■ STATED TASK: Find each line containing the string "title" and return it.

Rows from a figure dataset:
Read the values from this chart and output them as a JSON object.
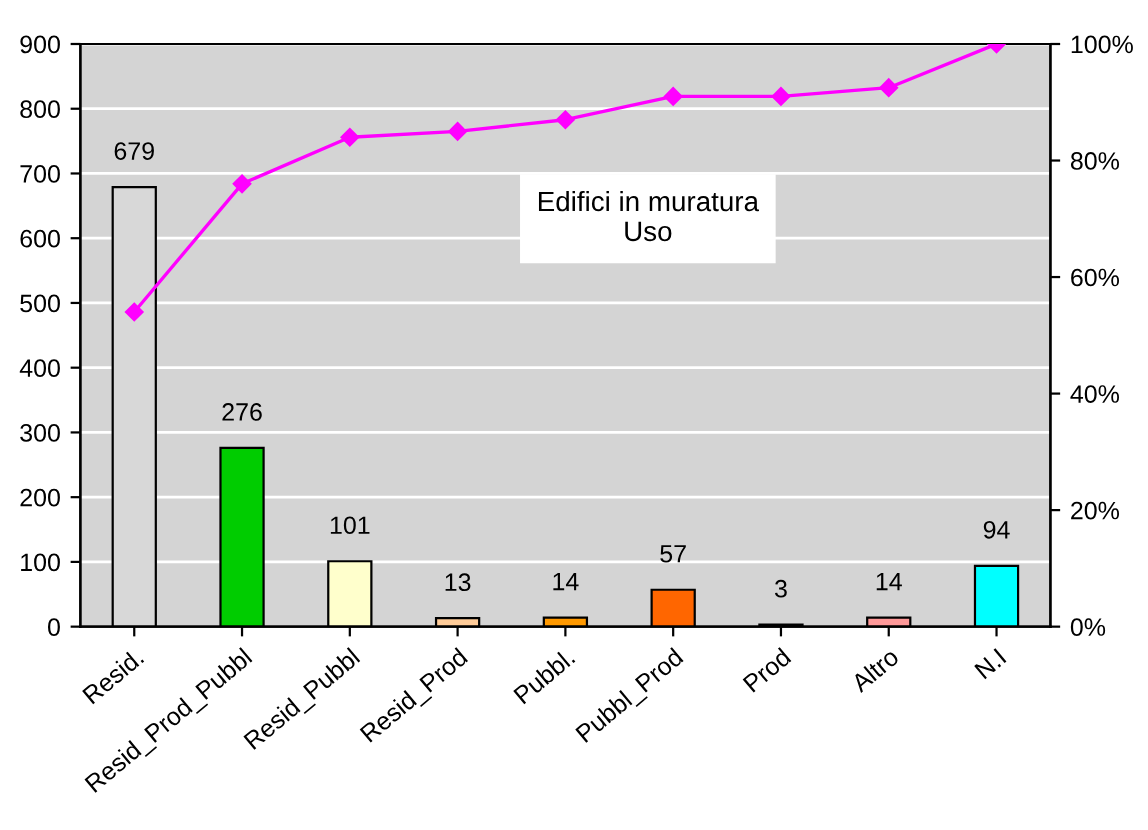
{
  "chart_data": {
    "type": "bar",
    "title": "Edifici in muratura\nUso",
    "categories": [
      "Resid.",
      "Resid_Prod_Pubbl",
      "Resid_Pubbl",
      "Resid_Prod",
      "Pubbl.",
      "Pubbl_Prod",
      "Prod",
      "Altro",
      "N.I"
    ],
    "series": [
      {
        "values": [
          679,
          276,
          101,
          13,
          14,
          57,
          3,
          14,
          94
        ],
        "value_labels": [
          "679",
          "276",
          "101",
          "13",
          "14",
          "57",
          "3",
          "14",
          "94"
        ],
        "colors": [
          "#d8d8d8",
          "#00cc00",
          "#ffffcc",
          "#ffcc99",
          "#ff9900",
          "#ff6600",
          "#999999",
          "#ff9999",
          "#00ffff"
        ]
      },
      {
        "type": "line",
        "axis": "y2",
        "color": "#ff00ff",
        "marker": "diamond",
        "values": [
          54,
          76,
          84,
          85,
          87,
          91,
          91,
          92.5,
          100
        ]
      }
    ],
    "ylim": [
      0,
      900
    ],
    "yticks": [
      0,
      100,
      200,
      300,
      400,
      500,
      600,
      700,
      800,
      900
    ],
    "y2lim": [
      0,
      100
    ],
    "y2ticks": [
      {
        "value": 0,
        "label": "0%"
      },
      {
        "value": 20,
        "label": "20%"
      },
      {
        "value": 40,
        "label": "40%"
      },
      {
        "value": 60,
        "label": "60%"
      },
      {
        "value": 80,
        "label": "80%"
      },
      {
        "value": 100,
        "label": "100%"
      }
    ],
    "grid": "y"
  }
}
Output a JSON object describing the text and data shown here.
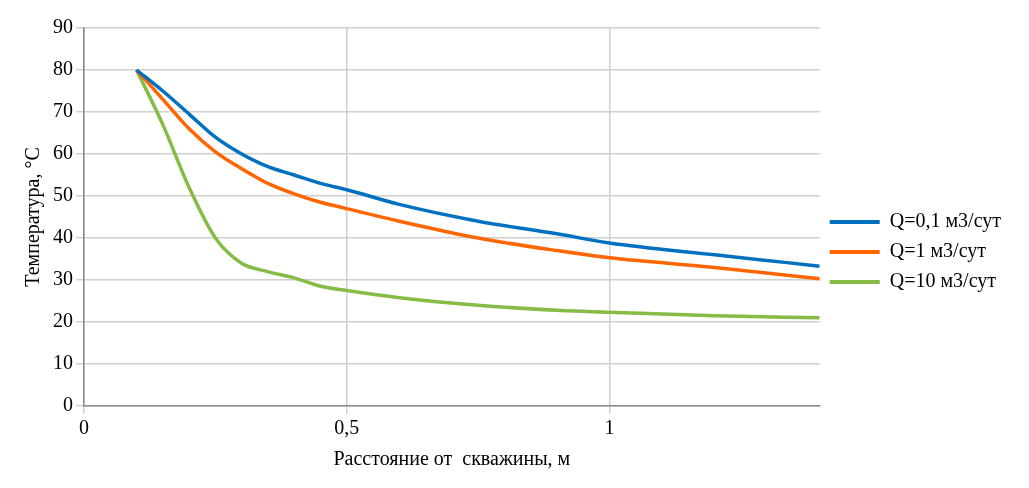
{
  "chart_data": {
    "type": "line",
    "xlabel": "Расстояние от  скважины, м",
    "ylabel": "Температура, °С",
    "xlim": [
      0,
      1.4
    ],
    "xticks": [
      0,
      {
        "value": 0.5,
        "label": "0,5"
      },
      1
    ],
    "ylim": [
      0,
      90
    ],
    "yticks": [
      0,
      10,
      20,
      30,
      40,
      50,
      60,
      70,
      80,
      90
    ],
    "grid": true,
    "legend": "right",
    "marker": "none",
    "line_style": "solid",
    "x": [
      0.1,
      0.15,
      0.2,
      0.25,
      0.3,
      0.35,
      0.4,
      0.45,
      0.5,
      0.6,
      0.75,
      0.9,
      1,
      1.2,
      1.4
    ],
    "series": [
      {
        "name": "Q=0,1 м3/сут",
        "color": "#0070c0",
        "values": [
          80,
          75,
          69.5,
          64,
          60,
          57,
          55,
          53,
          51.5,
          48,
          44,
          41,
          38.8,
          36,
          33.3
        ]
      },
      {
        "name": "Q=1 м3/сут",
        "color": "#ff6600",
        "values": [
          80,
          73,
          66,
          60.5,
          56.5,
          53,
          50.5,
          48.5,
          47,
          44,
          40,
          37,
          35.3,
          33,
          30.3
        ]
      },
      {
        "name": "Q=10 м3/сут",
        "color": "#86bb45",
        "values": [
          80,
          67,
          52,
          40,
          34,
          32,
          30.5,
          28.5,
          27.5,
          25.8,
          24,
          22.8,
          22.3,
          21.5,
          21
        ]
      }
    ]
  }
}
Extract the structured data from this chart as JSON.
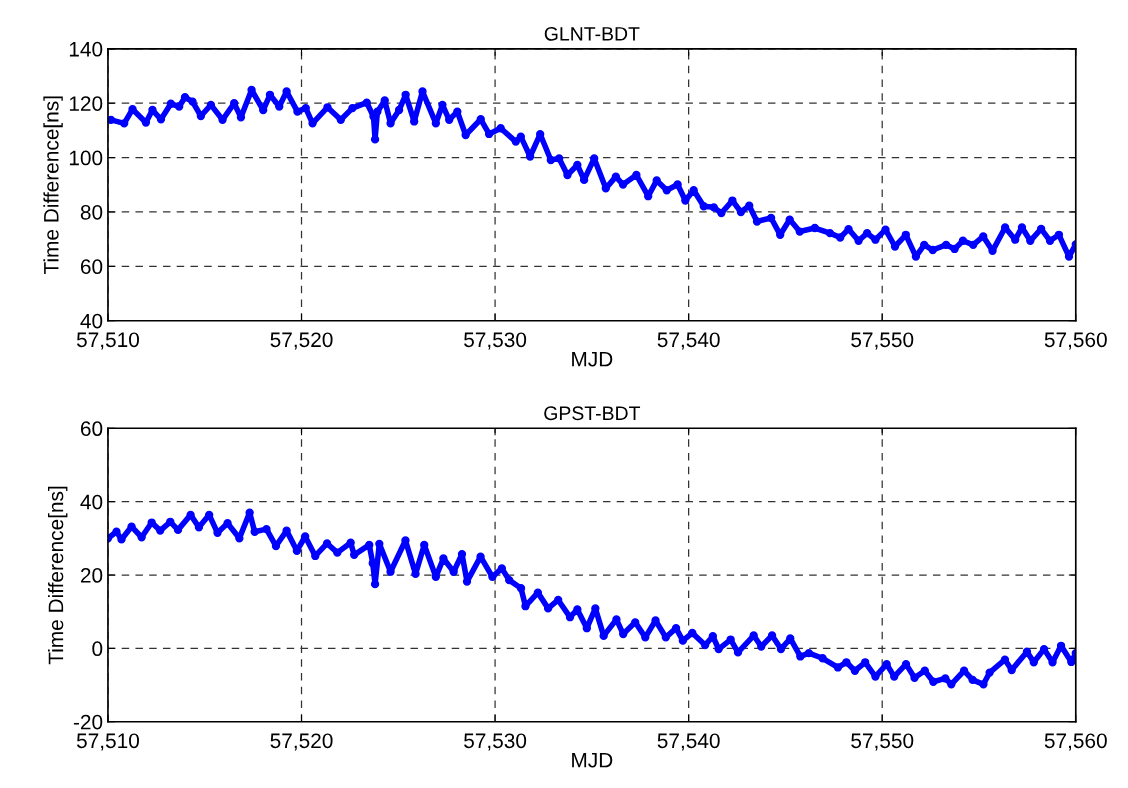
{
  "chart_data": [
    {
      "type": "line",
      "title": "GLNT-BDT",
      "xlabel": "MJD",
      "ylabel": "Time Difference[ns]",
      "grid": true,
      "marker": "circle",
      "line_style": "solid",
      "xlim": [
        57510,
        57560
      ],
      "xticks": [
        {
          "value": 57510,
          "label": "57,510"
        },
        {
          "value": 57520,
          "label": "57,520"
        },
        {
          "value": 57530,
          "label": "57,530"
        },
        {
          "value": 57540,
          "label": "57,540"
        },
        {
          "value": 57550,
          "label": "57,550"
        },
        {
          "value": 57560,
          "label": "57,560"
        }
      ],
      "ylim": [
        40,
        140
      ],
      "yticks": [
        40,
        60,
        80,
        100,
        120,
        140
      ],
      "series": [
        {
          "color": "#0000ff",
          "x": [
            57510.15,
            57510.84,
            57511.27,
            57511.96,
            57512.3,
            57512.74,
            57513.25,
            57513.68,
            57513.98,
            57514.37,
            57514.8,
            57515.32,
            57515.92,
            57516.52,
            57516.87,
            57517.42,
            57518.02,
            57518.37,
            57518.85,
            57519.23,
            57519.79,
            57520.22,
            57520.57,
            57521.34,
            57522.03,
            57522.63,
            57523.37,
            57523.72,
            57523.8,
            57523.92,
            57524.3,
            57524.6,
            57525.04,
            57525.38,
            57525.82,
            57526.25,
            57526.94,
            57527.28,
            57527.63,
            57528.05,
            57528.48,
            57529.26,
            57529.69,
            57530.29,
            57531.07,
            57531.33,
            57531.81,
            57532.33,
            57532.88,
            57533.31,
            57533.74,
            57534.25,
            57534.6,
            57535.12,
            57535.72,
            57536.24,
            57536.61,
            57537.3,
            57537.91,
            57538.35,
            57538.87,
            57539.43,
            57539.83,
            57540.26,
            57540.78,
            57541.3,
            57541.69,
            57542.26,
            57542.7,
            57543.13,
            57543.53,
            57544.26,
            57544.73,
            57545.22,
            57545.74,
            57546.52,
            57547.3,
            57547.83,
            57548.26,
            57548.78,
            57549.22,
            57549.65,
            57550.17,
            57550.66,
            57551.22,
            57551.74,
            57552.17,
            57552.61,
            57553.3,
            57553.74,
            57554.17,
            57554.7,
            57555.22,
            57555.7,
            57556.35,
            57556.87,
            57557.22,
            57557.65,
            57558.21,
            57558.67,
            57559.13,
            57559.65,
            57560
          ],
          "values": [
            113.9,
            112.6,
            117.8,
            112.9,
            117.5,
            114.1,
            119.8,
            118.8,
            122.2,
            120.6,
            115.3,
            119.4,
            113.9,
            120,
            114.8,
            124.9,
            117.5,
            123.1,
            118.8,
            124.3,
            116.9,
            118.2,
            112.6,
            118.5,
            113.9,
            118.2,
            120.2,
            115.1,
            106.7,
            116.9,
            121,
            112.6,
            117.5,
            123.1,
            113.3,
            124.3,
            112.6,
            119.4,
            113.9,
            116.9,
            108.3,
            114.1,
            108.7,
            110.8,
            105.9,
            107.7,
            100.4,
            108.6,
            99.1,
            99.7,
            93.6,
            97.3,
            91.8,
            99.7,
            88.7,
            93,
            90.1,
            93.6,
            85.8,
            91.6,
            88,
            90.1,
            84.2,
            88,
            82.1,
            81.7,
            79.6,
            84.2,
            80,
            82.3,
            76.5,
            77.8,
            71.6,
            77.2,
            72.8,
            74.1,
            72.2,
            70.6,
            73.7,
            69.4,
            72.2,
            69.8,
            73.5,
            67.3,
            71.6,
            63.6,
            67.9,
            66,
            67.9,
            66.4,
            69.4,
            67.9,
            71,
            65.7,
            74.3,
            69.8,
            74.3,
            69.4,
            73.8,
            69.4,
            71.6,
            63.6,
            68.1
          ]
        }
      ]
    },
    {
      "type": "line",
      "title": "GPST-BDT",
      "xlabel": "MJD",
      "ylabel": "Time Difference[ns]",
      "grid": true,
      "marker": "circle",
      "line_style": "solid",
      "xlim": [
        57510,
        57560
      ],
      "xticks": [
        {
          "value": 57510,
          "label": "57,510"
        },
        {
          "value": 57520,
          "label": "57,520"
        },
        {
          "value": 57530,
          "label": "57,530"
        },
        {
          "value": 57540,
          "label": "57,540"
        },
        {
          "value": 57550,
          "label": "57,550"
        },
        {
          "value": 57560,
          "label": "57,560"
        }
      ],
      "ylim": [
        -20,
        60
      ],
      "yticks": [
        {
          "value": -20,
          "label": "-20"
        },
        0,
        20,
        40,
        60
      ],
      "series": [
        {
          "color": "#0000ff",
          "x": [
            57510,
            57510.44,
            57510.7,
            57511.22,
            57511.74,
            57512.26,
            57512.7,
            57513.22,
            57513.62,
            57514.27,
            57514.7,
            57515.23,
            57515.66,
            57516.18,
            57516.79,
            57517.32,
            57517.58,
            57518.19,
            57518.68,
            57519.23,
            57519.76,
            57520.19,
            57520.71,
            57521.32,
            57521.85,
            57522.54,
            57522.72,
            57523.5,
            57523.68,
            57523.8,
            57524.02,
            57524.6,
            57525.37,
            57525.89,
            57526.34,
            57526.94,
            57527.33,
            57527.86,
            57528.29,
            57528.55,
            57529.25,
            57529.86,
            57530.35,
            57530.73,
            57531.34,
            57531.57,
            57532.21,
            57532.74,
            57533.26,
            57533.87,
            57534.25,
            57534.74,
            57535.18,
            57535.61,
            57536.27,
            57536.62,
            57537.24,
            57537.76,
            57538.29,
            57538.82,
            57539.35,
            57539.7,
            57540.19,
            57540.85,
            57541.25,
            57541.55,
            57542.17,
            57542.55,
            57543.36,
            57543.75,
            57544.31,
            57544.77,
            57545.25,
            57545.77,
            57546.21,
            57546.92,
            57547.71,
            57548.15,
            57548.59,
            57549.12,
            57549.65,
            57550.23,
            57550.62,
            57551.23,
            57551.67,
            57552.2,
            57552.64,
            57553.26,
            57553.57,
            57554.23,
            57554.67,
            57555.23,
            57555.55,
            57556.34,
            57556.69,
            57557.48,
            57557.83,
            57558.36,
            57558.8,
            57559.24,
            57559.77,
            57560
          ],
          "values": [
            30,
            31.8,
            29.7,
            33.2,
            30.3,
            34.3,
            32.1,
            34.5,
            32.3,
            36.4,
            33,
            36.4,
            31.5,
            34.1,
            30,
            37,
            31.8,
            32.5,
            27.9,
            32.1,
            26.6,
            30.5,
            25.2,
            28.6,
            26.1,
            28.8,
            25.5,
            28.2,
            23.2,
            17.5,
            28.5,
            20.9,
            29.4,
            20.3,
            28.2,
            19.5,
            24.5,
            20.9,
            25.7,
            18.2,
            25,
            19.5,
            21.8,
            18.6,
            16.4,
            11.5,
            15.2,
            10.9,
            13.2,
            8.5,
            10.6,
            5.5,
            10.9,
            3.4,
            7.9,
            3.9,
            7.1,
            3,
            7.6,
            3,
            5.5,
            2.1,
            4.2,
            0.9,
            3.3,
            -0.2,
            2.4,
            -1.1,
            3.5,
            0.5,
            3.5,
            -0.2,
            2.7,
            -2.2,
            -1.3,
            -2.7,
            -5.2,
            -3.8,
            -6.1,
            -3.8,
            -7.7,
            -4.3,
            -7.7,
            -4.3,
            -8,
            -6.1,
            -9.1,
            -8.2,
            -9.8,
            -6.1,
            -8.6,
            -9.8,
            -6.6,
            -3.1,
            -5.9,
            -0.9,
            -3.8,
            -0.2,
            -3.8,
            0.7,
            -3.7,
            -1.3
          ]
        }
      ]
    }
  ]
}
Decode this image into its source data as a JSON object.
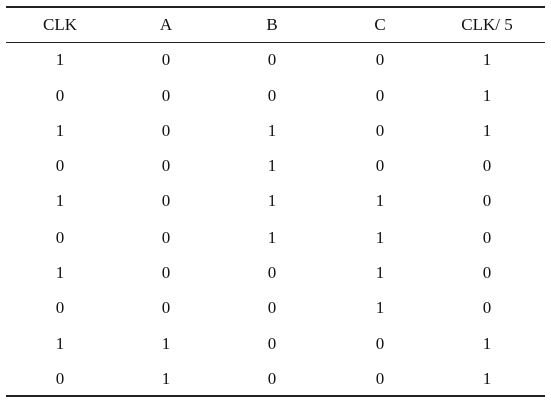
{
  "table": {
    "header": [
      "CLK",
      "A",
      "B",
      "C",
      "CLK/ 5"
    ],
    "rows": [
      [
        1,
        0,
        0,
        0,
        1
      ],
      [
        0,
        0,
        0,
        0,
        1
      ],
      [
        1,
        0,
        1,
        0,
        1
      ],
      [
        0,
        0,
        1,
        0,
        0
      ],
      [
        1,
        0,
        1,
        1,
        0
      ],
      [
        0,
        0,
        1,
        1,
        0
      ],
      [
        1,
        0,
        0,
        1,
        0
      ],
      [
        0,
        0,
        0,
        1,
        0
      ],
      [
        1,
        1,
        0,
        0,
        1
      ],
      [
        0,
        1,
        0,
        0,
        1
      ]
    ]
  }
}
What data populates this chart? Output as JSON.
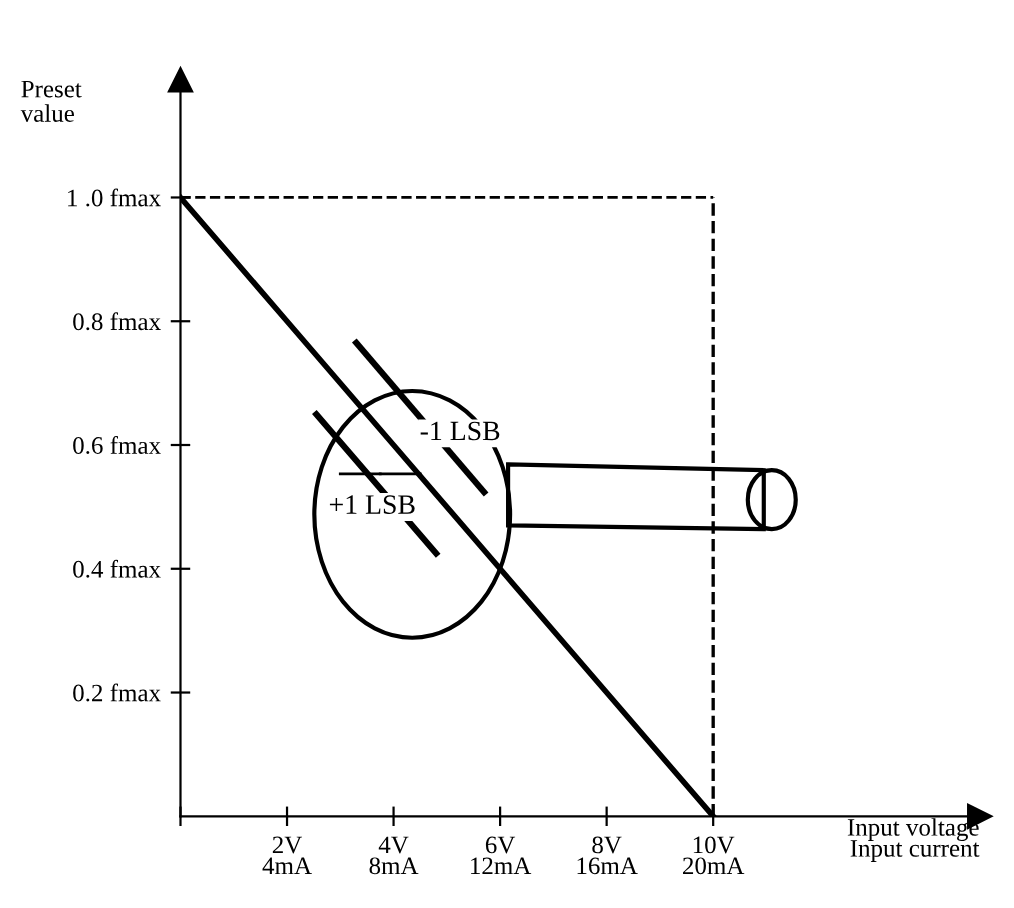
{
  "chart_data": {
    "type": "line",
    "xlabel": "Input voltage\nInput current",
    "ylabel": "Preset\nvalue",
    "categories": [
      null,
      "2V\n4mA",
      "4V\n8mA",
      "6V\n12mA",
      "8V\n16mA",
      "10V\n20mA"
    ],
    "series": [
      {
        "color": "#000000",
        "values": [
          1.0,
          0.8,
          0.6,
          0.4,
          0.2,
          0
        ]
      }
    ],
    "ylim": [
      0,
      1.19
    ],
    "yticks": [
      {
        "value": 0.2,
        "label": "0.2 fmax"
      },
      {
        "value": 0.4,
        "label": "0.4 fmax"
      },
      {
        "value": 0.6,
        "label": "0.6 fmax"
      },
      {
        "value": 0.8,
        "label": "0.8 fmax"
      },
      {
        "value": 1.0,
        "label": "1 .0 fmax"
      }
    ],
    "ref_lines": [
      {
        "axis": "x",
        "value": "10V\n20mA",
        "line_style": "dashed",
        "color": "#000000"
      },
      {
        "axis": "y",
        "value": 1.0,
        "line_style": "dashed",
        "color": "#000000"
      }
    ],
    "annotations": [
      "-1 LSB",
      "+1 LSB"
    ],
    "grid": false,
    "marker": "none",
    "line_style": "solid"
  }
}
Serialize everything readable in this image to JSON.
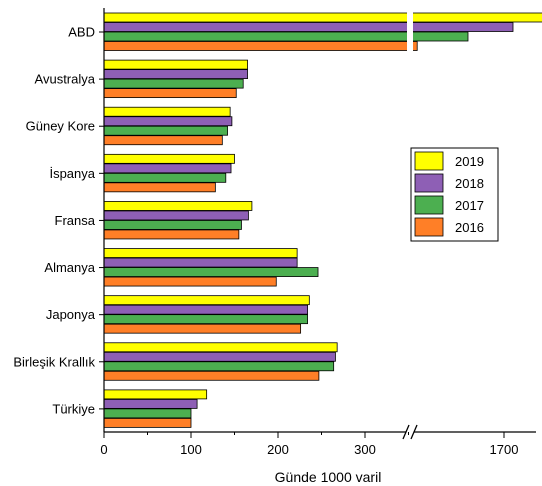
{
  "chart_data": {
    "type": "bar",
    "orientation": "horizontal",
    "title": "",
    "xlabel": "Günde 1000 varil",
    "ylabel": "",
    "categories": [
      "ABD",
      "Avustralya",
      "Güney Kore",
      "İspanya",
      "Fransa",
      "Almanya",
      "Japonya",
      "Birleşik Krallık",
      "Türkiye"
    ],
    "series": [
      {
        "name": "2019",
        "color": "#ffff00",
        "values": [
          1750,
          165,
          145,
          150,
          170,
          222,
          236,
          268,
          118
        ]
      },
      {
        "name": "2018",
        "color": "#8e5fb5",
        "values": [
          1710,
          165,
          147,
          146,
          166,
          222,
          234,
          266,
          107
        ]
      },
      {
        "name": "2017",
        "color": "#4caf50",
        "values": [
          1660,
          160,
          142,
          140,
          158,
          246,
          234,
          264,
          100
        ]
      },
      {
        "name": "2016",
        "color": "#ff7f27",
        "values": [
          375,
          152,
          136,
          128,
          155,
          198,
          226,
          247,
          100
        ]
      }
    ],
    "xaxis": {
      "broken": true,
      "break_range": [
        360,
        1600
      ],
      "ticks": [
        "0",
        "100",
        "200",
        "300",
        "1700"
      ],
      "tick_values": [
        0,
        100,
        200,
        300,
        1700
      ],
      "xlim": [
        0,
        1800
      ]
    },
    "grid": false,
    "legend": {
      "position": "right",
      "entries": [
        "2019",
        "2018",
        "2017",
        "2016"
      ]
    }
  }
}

■ SOLVED PROBLEM:
    "title": "Edifici in muratura\nUso",
      "title": "GLNT-BDT",
      "title": "GPST-BDT",
    "title": "",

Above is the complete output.